Your goal ▸
Filter this material down to the lines that hold "left", copying each one.
>> start
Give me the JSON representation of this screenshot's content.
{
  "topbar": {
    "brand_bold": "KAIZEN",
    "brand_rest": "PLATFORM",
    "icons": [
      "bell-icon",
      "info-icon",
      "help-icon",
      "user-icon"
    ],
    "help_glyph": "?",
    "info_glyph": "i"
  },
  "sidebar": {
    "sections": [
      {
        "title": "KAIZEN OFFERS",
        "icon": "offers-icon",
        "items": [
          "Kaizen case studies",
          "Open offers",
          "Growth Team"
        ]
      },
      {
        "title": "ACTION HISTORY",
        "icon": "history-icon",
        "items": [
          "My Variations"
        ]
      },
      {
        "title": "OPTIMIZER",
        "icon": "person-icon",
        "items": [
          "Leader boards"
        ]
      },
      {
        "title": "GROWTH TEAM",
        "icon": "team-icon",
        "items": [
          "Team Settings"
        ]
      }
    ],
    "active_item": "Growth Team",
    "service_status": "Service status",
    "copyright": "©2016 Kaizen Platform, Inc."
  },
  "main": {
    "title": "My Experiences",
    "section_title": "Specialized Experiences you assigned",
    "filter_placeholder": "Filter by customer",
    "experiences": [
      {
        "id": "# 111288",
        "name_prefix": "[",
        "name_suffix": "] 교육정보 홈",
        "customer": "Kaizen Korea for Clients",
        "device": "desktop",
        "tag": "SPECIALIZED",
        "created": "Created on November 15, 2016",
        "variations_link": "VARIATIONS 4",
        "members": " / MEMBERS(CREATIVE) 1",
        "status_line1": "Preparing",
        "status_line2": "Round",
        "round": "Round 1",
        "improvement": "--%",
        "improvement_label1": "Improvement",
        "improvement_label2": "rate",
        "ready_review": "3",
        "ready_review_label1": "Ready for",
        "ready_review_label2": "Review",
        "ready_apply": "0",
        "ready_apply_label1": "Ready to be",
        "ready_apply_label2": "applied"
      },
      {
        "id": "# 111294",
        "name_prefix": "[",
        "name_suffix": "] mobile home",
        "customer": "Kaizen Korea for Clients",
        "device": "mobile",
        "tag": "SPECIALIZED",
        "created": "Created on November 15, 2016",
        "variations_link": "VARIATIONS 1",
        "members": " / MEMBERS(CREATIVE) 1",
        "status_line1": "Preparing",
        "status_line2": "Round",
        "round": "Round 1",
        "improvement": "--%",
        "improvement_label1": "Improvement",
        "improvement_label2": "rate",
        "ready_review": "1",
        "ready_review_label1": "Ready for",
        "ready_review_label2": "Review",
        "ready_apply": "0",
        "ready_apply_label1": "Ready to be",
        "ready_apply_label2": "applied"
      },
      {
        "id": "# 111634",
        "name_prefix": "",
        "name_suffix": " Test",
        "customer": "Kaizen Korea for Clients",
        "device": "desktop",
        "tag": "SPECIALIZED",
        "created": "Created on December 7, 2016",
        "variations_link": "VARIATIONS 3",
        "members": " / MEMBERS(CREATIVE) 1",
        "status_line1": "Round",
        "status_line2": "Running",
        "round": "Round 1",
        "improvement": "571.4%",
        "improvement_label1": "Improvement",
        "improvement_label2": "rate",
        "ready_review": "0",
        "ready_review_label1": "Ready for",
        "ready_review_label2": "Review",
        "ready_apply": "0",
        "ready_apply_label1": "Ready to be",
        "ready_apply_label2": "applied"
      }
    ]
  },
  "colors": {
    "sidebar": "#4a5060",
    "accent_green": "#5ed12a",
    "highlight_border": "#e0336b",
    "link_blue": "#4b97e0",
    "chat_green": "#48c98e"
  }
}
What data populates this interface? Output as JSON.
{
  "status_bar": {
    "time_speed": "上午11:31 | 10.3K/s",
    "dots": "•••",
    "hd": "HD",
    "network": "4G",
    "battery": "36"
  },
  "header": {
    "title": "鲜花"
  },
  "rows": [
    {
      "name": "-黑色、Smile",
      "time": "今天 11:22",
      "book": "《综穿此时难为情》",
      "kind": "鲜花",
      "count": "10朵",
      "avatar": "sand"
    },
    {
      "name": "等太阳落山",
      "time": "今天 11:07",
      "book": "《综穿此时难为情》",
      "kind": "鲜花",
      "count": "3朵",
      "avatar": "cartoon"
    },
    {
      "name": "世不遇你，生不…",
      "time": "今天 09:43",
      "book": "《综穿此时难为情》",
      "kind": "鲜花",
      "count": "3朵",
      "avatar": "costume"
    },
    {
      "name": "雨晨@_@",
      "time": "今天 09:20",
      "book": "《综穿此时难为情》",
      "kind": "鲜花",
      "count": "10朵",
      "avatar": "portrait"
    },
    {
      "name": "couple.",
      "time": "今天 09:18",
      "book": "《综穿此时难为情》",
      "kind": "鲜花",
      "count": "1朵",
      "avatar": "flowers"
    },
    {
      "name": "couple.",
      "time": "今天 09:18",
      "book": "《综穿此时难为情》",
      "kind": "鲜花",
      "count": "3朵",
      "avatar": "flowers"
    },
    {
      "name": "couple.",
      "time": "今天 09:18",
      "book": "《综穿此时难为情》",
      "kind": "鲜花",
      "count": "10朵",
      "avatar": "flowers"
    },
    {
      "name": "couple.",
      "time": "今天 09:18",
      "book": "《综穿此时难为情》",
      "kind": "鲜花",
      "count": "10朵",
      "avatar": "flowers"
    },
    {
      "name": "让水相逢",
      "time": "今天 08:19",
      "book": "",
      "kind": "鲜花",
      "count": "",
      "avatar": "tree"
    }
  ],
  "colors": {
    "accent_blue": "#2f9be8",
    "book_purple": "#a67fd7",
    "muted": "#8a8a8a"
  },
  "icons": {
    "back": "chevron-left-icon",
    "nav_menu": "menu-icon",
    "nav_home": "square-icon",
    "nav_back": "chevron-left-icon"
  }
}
>> end
Output of the exercise ▸
    "back": "chevron-left-icon",
    "nav_back": "chevron-left-icon"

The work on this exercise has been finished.